Exercise objective:
Check each line of the listing below for the string "happens", and give only how many lines hold it.

Provided data:
>>>
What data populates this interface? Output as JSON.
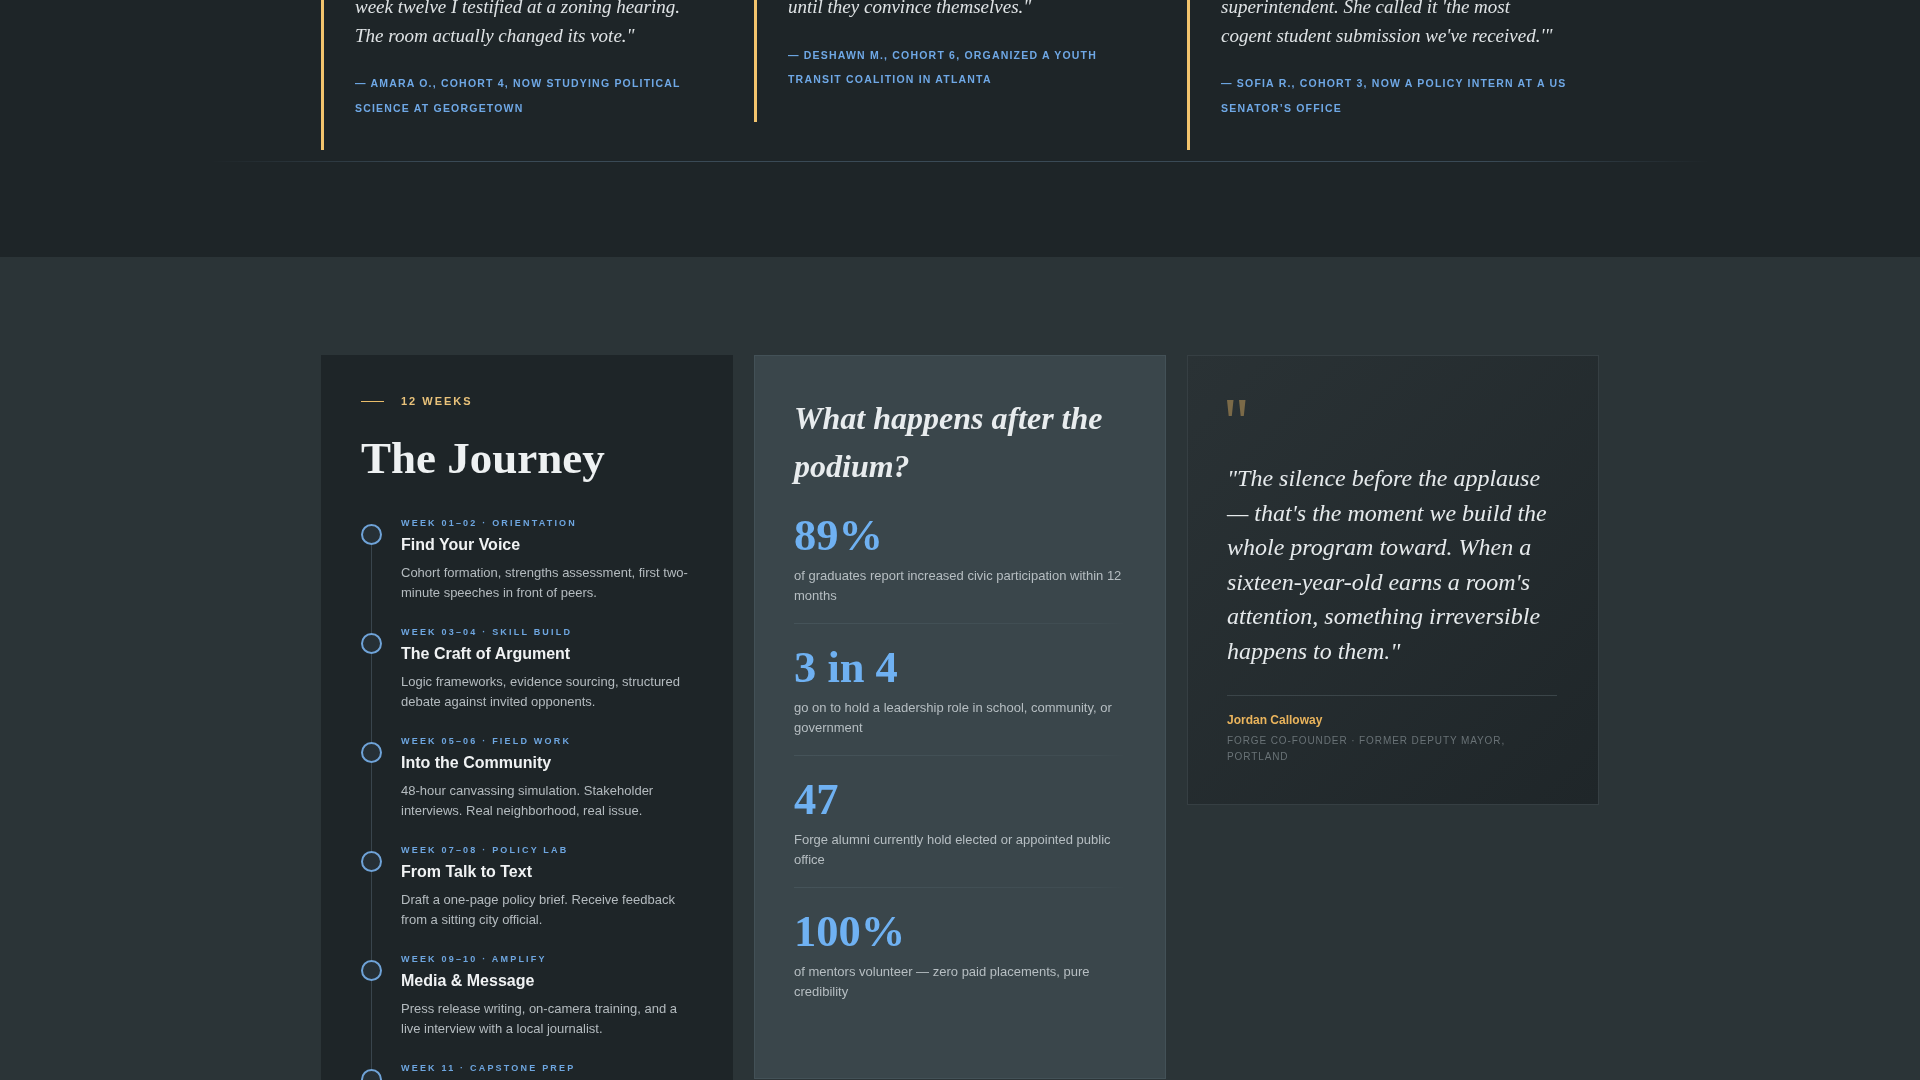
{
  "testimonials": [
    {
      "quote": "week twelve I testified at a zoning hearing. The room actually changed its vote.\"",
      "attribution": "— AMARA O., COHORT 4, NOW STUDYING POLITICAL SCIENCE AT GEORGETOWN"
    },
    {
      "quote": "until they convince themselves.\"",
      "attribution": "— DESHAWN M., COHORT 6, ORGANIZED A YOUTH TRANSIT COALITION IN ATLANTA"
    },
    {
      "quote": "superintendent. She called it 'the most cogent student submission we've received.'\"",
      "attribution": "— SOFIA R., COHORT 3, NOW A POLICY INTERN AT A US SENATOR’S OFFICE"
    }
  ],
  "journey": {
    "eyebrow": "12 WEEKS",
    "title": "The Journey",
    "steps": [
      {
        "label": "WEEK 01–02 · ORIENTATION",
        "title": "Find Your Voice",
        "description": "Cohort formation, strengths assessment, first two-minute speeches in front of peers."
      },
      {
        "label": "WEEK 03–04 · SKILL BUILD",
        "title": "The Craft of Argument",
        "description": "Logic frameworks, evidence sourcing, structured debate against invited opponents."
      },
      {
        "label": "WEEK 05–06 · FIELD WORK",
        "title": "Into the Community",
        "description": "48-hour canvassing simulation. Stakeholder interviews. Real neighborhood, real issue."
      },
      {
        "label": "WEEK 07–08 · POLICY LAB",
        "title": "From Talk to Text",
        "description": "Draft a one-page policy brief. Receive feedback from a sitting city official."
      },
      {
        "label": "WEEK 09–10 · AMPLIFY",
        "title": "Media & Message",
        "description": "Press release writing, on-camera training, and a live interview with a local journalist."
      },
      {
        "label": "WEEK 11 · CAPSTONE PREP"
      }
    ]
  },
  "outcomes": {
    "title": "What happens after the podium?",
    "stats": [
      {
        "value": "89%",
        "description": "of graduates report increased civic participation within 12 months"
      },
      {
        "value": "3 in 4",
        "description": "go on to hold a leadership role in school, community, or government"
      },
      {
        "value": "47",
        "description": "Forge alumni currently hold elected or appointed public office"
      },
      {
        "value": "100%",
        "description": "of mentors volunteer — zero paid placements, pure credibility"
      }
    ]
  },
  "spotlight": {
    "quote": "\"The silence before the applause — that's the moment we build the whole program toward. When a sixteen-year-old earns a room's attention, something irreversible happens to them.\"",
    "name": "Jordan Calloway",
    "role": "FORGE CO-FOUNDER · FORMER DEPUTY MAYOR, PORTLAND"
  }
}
<<<
>>>
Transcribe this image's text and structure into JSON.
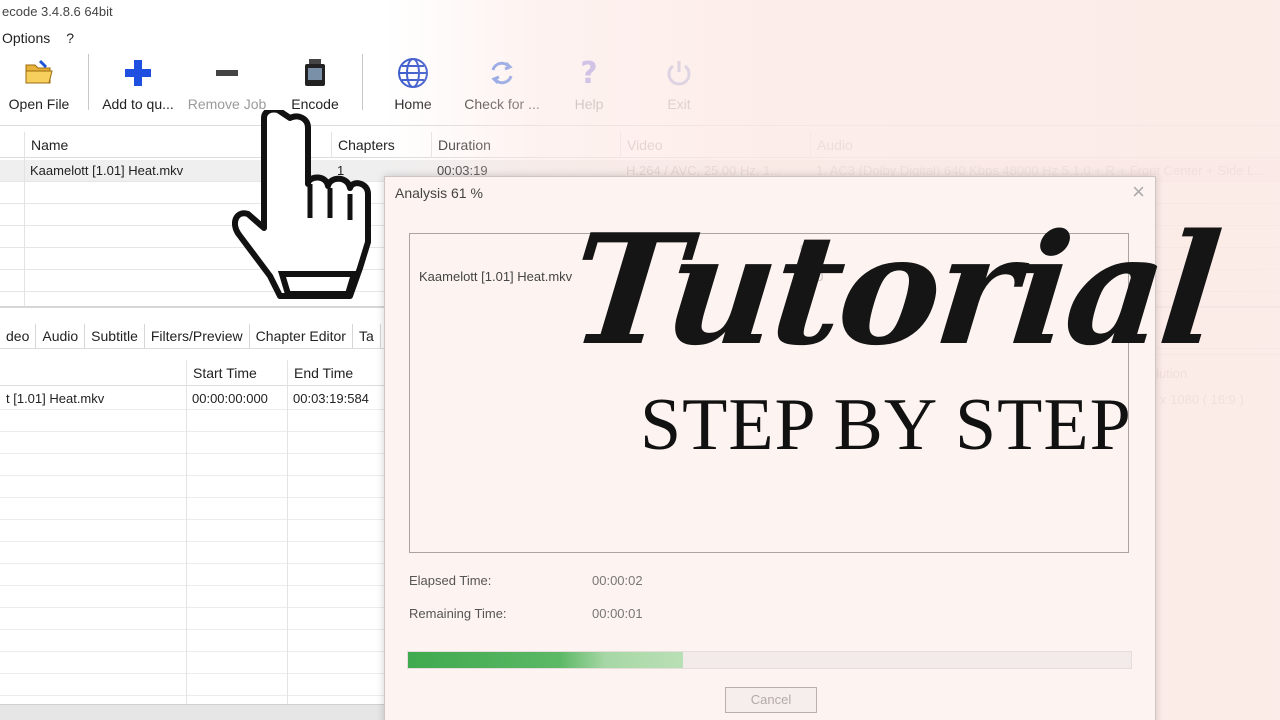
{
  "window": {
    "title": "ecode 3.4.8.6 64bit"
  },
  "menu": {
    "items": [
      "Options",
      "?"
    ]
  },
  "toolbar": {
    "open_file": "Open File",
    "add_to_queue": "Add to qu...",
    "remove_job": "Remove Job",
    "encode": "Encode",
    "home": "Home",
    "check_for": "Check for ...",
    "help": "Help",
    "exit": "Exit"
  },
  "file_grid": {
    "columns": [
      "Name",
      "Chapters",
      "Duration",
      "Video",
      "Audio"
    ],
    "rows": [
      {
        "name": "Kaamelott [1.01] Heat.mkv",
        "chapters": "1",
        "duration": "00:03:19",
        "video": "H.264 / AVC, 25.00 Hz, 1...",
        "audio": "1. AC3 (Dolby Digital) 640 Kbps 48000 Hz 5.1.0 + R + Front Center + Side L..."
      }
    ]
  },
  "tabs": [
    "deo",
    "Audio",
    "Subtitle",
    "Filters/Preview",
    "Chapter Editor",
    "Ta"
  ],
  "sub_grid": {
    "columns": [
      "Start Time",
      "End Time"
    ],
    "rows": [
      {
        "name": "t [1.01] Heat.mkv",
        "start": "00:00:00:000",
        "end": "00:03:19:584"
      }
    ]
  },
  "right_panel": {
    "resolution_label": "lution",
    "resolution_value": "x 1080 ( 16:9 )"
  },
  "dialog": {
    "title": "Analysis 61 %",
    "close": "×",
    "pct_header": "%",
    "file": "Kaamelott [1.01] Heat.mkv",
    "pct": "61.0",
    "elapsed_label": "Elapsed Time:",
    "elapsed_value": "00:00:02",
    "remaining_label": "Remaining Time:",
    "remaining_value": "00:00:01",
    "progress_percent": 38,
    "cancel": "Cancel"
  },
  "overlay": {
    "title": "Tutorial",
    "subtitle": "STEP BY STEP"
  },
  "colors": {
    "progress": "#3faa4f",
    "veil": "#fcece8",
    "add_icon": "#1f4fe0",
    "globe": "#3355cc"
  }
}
<<<
>>>
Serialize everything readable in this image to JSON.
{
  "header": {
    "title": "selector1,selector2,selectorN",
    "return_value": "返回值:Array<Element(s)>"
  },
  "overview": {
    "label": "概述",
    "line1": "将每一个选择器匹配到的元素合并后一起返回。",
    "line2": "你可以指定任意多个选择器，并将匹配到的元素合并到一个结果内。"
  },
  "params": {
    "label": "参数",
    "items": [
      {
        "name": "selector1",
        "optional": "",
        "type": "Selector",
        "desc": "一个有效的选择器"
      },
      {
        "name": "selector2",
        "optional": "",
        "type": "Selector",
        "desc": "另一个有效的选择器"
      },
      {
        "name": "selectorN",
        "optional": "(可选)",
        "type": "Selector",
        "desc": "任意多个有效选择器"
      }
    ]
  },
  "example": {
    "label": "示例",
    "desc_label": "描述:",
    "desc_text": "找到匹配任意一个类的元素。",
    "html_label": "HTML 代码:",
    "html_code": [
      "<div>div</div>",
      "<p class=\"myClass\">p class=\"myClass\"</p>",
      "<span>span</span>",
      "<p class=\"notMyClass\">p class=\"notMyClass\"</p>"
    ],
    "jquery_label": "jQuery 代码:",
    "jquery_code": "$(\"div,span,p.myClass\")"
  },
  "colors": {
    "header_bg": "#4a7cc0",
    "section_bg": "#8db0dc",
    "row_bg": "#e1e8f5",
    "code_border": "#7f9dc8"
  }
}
<<<
Problem solution:
2